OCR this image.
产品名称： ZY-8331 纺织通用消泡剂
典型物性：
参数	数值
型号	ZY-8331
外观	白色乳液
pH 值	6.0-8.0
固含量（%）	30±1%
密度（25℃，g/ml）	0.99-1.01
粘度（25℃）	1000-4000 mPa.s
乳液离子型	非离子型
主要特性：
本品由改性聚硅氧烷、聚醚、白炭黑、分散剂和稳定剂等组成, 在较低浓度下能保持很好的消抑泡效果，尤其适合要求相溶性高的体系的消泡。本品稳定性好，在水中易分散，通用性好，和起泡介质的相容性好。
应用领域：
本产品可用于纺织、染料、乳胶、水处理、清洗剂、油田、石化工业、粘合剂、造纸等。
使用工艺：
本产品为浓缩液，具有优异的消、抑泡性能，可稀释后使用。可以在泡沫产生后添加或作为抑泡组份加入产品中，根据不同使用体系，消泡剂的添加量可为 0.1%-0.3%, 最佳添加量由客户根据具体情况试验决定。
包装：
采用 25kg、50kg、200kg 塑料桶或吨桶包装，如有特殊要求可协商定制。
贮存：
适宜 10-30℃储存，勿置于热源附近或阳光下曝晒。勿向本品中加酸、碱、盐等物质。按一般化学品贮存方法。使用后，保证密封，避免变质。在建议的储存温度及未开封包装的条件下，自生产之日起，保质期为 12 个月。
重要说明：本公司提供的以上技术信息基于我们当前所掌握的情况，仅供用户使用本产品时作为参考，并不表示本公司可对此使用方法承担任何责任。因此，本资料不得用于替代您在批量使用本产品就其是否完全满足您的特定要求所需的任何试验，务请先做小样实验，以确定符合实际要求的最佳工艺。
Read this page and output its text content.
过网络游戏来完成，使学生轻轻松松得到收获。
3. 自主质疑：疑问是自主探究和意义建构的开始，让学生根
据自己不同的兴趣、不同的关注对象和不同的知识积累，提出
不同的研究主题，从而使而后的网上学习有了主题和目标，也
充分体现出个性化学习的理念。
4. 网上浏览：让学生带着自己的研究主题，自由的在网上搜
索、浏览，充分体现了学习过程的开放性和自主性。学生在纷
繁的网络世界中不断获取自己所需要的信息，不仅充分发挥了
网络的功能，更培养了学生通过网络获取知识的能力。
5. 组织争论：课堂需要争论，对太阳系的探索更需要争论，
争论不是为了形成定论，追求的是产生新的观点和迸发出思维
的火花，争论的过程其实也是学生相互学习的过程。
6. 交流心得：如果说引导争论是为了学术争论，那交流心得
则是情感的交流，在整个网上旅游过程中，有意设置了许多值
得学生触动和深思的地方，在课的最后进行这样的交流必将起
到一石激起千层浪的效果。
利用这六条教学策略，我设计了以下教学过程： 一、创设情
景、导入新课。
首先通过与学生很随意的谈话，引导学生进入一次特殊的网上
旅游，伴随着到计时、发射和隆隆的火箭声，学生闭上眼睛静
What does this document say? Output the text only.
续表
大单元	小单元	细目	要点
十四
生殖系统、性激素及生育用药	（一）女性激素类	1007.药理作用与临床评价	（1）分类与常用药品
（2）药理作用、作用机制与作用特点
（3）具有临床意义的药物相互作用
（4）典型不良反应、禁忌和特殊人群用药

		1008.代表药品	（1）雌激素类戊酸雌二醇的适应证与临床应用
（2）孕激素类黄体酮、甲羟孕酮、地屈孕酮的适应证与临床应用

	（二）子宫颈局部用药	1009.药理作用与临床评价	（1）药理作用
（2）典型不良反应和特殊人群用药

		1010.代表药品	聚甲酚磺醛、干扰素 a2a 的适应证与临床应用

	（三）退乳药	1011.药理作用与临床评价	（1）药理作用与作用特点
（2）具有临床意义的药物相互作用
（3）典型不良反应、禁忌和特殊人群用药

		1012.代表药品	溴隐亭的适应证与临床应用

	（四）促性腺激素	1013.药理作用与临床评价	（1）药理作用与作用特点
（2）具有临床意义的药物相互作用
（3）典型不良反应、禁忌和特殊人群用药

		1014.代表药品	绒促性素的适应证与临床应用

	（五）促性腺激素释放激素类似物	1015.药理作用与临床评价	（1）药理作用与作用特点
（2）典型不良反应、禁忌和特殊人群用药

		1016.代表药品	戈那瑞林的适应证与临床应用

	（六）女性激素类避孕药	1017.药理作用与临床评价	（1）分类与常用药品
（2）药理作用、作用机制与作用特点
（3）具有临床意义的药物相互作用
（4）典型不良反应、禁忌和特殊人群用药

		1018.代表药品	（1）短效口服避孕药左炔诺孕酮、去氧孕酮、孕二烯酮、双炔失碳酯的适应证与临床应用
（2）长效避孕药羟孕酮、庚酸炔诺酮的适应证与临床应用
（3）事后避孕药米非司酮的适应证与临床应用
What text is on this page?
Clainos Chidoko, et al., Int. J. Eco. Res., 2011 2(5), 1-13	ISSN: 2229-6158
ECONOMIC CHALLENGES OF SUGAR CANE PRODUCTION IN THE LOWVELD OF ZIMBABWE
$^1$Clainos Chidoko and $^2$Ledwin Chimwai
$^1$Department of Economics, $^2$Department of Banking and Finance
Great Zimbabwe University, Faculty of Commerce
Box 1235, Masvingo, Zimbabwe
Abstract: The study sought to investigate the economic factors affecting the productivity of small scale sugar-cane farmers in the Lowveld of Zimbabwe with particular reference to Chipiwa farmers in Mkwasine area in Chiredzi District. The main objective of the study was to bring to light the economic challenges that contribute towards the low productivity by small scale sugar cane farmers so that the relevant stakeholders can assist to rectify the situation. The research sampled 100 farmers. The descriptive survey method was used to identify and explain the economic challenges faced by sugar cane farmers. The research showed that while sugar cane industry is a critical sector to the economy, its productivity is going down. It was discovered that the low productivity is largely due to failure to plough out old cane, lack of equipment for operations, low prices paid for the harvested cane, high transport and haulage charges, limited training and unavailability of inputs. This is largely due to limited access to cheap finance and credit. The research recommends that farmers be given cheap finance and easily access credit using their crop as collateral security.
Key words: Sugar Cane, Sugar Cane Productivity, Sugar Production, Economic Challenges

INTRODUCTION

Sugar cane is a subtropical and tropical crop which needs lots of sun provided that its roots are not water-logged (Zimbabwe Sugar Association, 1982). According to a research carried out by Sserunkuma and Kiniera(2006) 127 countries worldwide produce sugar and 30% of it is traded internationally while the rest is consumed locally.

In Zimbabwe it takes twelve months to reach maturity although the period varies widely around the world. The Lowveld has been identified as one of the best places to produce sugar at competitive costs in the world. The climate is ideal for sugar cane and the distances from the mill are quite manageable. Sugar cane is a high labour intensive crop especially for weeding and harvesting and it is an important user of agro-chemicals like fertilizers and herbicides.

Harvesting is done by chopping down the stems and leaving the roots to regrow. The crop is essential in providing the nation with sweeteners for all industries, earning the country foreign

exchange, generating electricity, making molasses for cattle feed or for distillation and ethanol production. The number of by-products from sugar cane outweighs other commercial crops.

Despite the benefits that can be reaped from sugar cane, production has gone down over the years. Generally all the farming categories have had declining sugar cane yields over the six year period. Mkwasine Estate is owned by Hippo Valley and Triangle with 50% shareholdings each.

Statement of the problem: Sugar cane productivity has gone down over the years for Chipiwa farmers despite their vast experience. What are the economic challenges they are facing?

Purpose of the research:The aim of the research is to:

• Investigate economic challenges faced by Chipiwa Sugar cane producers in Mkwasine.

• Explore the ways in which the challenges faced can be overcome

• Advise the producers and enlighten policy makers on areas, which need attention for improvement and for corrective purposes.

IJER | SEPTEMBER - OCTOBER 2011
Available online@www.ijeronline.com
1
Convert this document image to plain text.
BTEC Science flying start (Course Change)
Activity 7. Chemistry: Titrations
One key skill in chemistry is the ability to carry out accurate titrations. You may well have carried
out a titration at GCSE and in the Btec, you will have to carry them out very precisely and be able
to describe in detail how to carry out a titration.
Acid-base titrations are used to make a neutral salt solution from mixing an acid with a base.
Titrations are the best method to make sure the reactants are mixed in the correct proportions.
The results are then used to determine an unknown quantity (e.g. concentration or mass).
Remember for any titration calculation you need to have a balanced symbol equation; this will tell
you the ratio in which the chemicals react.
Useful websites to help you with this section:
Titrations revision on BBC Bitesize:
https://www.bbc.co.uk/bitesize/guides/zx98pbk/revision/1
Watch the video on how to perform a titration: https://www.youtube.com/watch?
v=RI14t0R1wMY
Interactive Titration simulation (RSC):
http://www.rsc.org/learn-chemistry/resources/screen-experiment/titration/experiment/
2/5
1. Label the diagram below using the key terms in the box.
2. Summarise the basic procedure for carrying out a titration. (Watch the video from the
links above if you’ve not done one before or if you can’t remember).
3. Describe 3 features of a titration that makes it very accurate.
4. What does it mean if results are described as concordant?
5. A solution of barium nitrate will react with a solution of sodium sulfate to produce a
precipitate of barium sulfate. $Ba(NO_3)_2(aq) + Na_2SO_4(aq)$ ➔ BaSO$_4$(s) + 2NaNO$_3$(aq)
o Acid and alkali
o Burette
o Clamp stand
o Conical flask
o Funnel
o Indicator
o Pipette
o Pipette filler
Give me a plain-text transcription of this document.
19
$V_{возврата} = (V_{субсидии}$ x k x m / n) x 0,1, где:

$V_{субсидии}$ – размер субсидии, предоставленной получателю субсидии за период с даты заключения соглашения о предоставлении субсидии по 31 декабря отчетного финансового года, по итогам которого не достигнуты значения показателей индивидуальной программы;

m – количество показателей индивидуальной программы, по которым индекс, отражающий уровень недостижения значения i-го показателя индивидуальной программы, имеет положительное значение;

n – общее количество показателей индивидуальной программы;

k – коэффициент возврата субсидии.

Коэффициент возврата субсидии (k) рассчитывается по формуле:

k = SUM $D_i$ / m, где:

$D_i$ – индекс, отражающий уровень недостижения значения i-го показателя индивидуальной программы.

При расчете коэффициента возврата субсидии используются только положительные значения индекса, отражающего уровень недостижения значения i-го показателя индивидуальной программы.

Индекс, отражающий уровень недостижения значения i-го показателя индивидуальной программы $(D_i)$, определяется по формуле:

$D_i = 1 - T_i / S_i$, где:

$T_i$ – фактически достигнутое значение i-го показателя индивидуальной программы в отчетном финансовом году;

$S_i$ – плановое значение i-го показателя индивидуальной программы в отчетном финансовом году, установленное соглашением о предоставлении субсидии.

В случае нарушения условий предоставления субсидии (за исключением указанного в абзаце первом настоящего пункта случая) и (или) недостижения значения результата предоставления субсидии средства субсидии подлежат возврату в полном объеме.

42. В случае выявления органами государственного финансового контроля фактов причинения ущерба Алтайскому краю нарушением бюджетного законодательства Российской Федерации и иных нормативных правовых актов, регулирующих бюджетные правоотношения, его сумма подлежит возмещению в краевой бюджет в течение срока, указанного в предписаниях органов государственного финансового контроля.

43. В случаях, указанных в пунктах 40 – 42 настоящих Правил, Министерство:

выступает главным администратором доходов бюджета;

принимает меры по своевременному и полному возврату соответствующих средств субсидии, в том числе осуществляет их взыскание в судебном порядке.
○ ○ ○ ○ ○ ○ ○
**What is needed**
From the data above, copy each line where the string "Acid" appears.

**The response**
Acid-base titrations are used to make a neutral salt solution from mixing an acid with a base.
o Acid and alkali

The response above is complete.